Supplied data:
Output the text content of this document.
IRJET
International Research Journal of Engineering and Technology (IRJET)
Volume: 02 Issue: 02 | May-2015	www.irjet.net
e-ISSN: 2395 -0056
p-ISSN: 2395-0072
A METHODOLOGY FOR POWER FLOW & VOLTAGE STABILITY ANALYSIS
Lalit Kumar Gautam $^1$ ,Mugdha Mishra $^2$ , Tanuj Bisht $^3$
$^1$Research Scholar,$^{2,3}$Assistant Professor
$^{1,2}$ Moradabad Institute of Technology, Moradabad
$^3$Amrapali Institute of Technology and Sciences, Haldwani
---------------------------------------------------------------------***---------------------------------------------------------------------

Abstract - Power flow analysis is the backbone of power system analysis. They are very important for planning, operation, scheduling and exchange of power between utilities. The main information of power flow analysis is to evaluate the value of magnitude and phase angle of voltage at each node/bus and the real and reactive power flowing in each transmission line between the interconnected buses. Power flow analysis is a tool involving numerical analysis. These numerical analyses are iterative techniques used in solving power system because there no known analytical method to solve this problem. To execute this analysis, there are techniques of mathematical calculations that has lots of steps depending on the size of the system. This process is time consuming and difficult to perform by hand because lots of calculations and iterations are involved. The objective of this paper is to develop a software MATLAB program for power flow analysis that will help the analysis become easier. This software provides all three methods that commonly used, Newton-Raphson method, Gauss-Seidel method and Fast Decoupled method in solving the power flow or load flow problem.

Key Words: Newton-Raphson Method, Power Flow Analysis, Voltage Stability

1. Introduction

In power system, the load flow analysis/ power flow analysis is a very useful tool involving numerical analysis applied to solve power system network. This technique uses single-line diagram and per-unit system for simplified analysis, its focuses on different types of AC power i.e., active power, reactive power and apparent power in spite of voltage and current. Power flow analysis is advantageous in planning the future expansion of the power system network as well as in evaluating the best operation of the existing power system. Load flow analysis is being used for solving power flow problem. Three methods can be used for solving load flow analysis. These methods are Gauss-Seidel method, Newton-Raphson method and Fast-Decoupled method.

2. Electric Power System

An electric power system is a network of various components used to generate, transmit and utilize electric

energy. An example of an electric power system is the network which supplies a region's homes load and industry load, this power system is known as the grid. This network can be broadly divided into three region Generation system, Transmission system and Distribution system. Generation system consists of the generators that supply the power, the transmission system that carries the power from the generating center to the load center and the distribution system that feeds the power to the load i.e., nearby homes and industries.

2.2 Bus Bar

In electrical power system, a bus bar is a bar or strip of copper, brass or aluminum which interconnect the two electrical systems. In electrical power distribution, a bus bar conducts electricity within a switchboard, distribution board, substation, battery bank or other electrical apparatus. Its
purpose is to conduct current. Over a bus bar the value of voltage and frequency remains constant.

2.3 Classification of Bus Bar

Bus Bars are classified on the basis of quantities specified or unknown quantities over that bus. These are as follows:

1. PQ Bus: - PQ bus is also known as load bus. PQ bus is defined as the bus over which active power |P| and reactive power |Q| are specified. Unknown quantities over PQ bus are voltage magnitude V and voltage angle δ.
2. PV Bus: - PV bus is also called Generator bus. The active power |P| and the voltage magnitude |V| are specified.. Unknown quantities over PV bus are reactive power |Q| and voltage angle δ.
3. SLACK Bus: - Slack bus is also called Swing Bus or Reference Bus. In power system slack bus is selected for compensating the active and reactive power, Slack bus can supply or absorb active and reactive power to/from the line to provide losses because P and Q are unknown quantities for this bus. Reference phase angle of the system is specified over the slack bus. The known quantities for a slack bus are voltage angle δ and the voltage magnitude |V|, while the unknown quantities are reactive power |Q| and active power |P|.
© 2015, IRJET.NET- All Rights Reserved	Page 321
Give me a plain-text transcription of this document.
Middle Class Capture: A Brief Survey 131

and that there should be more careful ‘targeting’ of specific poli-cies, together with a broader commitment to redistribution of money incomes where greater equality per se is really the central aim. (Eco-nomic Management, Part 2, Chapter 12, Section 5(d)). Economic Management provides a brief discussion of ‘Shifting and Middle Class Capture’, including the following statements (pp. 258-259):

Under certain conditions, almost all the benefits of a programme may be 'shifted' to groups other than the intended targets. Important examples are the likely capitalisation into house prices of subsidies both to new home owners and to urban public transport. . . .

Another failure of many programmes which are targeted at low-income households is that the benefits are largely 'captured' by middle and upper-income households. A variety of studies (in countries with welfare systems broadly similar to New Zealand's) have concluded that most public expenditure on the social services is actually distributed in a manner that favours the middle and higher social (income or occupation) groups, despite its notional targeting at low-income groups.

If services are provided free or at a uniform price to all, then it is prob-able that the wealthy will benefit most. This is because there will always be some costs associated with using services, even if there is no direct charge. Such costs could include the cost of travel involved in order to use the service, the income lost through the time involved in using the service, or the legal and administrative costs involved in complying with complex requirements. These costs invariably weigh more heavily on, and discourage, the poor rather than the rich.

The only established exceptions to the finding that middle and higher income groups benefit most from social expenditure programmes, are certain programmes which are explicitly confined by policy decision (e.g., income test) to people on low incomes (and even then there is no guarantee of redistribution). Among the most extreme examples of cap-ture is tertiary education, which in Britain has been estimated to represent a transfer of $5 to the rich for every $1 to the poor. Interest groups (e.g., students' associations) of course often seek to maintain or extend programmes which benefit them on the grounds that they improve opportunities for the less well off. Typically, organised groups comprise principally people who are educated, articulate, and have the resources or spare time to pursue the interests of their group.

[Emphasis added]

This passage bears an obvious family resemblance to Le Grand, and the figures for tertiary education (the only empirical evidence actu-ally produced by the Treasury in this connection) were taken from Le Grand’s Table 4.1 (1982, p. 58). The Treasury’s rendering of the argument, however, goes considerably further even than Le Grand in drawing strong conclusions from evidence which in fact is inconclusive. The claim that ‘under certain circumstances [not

Work instructions:
In the entries above, count each line that holds "Technology". Give the total and nothing else.

Result for this exercise:
3